Data for this exercise
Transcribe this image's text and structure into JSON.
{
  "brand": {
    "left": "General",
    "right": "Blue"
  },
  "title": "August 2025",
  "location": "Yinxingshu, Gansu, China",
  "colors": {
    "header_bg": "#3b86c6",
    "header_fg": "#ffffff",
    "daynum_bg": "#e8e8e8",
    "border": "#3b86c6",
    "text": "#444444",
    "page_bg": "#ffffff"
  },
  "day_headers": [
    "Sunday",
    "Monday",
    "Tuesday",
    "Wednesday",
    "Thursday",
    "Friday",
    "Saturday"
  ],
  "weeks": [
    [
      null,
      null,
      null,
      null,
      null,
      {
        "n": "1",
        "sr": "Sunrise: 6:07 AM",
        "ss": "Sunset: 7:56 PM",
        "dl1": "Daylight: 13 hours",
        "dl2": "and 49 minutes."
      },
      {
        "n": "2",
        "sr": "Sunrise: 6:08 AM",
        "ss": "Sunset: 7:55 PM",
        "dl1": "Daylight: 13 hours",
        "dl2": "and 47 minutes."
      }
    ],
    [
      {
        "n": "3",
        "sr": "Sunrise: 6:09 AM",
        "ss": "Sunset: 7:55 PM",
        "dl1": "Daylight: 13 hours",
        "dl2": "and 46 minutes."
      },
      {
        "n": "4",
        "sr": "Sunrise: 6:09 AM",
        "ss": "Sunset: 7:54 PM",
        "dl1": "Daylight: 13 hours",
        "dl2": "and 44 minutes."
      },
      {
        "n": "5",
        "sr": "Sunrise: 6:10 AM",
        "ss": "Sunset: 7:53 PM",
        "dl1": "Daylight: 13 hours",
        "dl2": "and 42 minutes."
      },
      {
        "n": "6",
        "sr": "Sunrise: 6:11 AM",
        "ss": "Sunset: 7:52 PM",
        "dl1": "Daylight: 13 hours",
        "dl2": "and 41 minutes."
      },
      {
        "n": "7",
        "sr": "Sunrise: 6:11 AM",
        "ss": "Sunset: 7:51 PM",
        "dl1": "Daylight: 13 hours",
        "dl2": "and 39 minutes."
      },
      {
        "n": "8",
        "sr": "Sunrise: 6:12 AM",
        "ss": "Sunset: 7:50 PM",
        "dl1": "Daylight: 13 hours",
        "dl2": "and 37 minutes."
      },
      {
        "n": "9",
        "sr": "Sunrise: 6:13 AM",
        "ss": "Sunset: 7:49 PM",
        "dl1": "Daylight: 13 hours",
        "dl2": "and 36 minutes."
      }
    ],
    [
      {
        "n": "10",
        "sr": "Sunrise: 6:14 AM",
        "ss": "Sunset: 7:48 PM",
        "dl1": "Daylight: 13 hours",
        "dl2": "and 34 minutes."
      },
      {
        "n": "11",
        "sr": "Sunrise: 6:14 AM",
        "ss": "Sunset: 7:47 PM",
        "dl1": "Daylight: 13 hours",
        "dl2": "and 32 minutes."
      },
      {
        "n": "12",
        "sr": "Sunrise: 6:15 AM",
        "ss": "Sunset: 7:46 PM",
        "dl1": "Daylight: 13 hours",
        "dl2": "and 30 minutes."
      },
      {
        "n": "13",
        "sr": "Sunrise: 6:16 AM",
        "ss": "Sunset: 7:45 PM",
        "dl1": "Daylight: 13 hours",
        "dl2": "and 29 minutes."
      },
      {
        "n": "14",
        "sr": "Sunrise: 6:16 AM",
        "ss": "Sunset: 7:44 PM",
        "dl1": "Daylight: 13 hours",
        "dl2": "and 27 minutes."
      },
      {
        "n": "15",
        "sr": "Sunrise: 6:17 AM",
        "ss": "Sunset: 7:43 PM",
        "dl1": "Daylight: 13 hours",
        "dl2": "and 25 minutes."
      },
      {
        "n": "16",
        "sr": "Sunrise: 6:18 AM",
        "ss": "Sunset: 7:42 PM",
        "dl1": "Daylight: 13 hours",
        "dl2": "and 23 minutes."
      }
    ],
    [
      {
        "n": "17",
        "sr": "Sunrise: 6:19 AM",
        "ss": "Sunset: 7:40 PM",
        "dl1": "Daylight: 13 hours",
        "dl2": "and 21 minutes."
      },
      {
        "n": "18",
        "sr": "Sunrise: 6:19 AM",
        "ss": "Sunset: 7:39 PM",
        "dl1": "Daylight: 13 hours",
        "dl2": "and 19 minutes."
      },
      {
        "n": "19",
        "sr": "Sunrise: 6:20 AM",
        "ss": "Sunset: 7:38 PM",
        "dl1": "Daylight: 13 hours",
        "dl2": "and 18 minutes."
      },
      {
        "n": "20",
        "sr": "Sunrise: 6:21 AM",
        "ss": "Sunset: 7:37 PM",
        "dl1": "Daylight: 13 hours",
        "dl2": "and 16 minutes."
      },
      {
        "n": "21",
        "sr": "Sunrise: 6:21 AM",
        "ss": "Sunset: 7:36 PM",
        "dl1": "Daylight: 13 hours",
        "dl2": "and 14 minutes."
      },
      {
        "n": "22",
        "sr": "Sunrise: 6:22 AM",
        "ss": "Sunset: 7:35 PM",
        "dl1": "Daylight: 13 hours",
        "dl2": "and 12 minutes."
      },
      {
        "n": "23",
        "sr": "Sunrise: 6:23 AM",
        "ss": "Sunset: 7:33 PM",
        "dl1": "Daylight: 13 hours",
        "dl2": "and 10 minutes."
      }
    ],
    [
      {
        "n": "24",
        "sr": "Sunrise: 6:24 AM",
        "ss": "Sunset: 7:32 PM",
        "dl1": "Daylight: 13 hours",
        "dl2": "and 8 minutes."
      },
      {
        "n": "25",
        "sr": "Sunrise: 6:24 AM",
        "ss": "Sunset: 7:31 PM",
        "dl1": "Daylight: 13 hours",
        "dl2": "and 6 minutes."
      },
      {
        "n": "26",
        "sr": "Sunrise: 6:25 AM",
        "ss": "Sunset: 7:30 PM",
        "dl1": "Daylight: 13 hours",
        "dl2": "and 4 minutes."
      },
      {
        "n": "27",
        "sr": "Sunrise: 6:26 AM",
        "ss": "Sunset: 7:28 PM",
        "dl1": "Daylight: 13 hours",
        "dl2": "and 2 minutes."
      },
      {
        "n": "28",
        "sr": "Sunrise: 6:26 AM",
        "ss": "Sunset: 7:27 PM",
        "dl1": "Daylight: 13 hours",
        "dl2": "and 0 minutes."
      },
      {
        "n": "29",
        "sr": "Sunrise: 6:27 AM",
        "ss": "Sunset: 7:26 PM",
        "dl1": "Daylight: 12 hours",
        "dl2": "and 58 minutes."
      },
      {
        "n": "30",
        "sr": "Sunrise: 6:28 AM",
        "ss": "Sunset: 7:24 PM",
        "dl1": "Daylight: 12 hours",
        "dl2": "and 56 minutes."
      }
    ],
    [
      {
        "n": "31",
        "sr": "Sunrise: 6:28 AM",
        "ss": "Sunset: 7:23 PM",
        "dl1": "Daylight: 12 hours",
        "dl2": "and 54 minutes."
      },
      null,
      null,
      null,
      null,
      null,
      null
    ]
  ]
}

What you should do
Read through the lines above and collect those that contain the string "text".

Correct answer
Transcribe this image's text and structure into JSON.
    "text": "#444444",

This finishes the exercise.